# Exercise brief
Leave out the pictures and repeat exactly the lines from the one containing "Extract the structured" through the final line of the listing below.
━━━━━ Dataset rows
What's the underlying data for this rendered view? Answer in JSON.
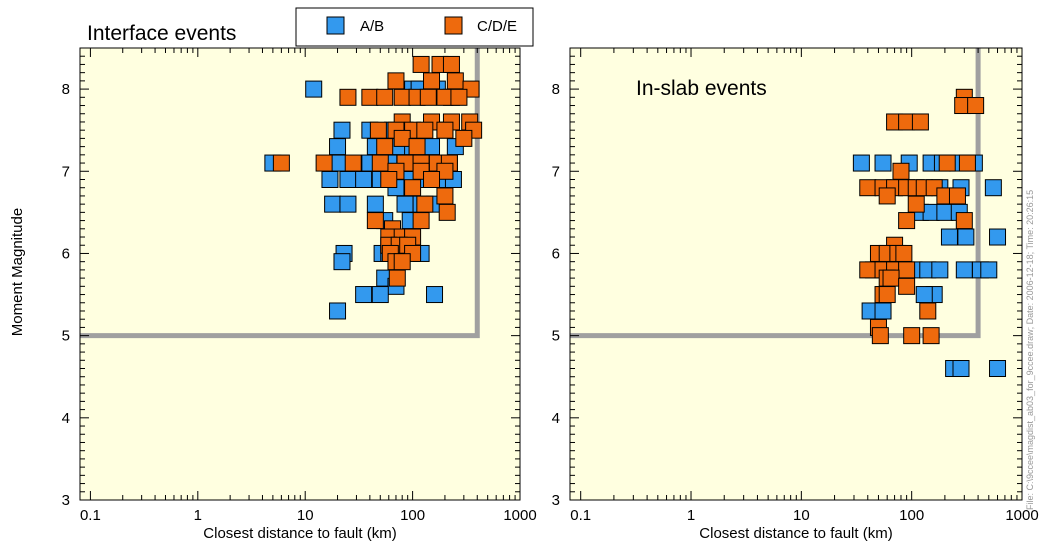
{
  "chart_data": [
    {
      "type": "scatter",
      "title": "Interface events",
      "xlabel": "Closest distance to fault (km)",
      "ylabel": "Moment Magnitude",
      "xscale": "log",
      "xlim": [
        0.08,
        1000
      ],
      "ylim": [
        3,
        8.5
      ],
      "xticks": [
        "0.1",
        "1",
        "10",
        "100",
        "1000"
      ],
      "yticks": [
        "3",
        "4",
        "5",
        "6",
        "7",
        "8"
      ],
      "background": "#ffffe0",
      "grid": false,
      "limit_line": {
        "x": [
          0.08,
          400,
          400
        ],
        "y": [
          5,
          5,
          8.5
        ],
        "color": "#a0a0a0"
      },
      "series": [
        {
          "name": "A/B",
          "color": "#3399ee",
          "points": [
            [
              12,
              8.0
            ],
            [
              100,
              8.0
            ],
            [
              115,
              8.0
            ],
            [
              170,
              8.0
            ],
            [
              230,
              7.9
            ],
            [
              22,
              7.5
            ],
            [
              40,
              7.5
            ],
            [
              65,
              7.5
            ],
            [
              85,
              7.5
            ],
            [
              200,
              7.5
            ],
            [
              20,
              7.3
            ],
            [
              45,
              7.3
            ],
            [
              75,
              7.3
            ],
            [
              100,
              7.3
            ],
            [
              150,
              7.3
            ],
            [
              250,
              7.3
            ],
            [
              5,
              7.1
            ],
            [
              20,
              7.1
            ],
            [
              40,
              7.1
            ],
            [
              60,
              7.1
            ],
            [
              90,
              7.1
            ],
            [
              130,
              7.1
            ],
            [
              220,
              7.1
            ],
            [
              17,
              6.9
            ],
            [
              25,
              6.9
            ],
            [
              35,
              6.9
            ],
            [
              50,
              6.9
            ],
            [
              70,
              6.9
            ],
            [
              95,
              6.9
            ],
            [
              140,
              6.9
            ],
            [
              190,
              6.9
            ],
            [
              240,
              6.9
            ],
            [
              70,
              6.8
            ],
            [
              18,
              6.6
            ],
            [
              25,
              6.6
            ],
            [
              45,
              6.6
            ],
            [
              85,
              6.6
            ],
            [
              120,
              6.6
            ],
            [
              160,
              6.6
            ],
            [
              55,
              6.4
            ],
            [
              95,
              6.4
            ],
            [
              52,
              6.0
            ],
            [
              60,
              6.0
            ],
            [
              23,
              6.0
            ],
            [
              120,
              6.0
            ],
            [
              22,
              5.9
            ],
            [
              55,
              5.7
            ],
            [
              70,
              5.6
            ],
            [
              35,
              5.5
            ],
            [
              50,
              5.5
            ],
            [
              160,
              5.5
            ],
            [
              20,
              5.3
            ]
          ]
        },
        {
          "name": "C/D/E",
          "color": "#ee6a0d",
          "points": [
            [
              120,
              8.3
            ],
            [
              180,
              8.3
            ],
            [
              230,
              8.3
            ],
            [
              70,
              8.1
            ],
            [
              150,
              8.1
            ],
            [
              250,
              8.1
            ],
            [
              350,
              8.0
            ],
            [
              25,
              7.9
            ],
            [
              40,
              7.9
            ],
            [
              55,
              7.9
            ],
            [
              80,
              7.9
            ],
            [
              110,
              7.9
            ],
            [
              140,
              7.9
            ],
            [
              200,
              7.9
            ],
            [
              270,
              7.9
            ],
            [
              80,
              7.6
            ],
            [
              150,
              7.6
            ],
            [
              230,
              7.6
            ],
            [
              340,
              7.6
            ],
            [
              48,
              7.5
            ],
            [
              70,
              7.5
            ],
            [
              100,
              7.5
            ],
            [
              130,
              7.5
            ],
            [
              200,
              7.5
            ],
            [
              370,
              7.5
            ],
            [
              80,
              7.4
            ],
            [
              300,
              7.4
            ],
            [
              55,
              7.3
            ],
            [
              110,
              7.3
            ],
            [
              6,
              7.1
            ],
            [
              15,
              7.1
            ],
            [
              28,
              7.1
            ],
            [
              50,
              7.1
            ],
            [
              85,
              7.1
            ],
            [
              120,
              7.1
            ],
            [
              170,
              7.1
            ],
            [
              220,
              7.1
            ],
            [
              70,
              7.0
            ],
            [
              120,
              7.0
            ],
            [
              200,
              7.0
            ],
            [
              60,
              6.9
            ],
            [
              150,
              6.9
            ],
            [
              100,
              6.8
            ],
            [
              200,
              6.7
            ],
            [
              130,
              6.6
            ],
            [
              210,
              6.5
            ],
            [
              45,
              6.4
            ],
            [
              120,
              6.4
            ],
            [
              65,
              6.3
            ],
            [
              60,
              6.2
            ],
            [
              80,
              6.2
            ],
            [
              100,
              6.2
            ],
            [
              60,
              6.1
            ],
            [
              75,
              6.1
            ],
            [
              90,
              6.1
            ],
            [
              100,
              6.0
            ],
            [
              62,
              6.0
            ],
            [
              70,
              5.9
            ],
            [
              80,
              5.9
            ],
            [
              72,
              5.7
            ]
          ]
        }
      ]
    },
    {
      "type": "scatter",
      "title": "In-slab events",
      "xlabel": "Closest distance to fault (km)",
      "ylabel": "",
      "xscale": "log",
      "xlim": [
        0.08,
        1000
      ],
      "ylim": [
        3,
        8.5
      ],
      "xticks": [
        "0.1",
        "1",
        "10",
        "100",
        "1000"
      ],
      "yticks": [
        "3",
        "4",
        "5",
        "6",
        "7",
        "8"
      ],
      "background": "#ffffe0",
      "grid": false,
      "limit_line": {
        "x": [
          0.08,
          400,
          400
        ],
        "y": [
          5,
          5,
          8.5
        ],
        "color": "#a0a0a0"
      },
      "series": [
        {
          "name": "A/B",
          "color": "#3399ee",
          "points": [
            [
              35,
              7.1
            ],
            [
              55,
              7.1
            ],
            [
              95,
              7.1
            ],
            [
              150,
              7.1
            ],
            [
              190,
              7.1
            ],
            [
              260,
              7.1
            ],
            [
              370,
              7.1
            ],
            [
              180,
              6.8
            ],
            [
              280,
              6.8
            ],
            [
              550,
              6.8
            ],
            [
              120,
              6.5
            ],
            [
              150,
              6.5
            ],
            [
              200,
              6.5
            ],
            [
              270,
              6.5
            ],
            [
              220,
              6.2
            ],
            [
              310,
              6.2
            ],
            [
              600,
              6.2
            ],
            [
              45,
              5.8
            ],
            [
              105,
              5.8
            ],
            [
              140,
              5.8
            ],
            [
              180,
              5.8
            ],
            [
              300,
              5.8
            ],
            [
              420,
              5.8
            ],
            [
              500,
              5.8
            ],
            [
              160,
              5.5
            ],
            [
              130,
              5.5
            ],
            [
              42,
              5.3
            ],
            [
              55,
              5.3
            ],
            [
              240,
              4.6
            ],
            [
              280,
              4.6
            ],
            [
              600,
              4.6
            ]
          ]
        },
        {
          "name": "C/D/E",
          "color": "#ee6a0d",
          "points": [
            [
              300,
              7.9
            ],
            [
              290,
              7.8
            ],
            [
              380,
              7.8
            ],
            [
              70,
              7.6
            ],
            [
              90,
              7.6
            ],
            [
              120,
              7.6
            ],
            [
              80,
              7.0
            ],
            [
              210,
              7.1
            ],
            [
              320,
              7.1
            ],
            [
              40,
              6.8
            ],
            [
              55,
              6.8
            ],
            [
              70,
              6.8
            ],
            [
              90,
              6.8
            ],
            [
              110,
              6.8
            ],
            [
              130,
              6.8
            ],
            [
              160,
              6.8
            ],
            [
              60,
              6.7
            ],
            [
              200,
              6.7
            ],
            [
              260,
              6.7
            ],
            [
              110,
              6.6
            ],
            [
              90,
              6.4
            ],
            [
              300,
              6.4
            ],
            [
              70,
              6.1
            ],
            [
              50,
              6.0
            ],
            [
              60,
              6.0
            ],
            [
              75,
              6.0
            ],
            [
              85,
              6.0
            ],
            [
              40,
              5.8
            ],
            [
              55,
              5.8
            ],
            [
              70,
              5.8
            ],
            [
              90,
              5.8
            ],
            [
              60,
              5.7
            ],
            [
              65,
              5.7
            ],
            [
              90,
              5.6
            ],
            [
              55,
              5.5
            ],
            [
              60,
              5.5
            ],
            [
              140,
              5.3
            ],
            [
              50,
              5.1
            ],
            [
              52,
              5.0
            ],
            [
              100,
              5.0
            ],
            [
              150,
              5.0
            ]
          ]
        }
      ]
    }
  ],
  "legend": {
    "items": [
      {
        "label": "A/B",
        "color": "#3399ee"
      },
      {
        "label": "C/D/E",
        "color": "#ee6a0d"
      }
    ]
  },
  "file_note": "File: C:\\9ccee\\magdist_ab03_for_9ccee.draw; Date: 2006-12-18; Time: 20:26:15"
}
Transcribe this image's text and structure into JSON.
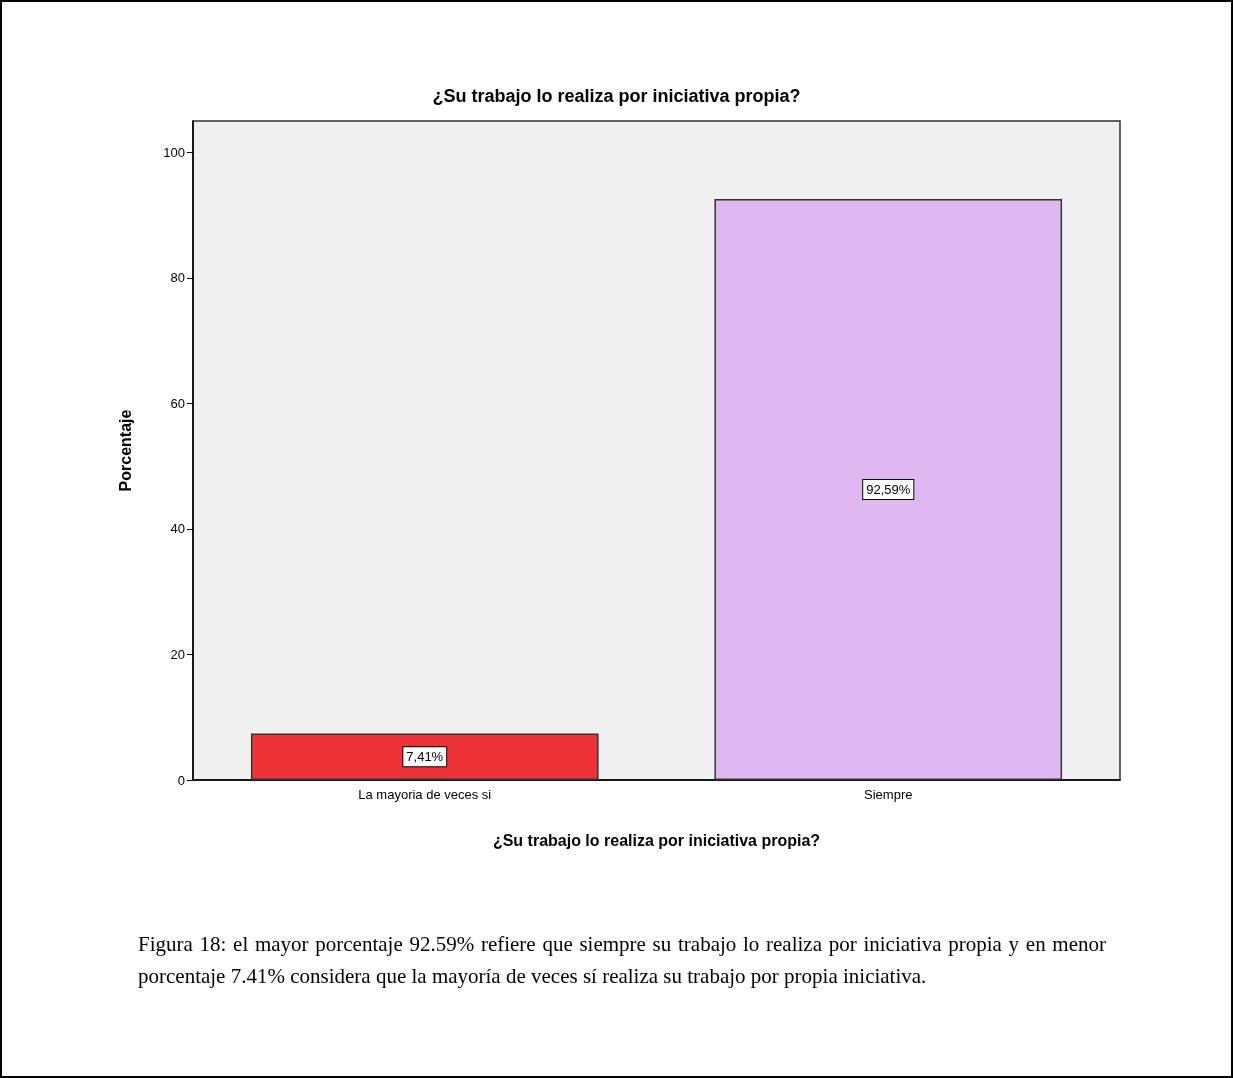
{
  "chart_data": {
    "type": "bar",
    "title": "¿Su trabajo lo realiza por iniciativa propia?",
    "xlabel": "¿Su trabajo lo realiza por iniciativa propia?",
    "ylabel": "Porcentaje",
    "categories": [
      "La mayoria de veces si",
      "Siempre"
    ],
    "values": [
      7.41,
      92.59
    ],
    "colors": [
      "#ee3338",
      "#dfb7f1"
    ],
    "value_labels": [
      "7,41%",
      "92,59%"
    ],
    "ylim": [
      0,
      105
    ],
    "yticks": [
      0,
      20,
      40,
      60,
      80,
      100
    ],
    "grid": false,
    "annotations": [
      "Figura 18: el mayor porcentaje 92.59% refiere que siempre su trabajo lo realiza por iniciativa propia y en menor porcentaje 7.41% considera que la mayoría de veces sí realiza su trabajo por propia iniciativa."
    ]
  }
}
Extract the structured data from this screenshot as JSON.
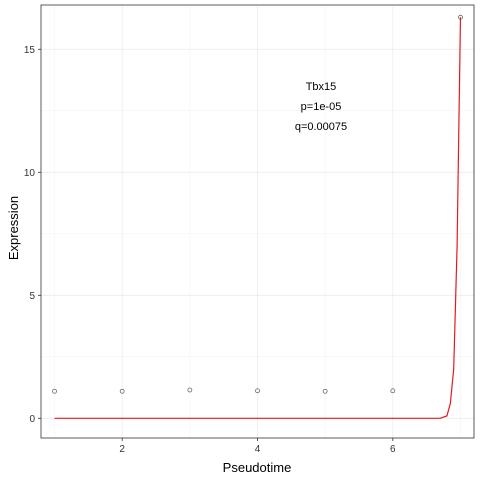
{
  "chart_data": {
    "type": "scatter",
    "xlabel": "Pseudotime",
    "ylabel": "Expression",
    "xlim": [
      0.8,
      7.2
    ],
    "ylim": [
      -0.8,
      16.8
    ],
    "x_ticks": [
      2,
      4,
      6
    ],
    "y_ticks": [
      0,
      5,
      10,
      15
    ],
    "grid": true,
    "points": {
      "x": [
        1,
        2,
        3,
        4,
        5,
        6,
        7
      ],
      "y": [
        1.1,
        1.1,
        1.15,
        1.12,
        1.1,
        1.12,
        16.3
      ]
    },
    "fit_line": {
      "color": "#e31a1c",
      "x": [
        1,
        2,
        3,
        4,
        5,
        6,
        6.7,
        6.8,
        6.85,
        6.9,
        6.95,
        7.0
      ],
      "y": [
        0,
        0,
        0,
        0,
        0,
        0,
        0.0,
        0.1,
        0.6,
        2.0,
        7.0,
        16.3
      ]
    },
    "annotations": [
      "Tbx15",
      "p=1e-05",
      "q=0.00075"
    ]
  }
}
━━━━━━━━━━
# The solution
Extract the structured data from this screenshot as JSON.
{
  "chart_data": {
    "type": "scatter",
    "xlabel": "Pseudotime",
    "ylabel": "Expression",
    "xlim": [
      0.8,
      7.2
    ],
    "ylim": [
      -0.8,
      16.8
    ],
    "x_ticks": [
      2,
      4,
      6
    ],
    "y_ticks": [
      0,
      5,
      10,
      15
    ],
    "grid": true,
    "points": {
      "x": [
        1,
        2,
        3,
        4,
        5,
        6,
        7
      ],
      "y": [
        1.1,
        1.1,
        1.15,
        1.12,
        1.1,
        1.12,
        16.3
      ]
    },
    "fit_line": {
      "color": "#e31a1c",
      "x": [
        1,
        2,
        3,
        4,
        5,
        6,
        6.7,
        6.8,
        6.85,
        6.9,
        6.95,
        7.0
      ],
      "y": [
        0,
        0,
        0,
        0,
        0,
        0,
        0.0,
        0.1,
        0.6,
        2.0,
        7.0,
        16.3
      ]
    },
    "annotations": [
      "Tbx15",
      "p=1e-05",
      "q=0.00075"
    ]
  }
}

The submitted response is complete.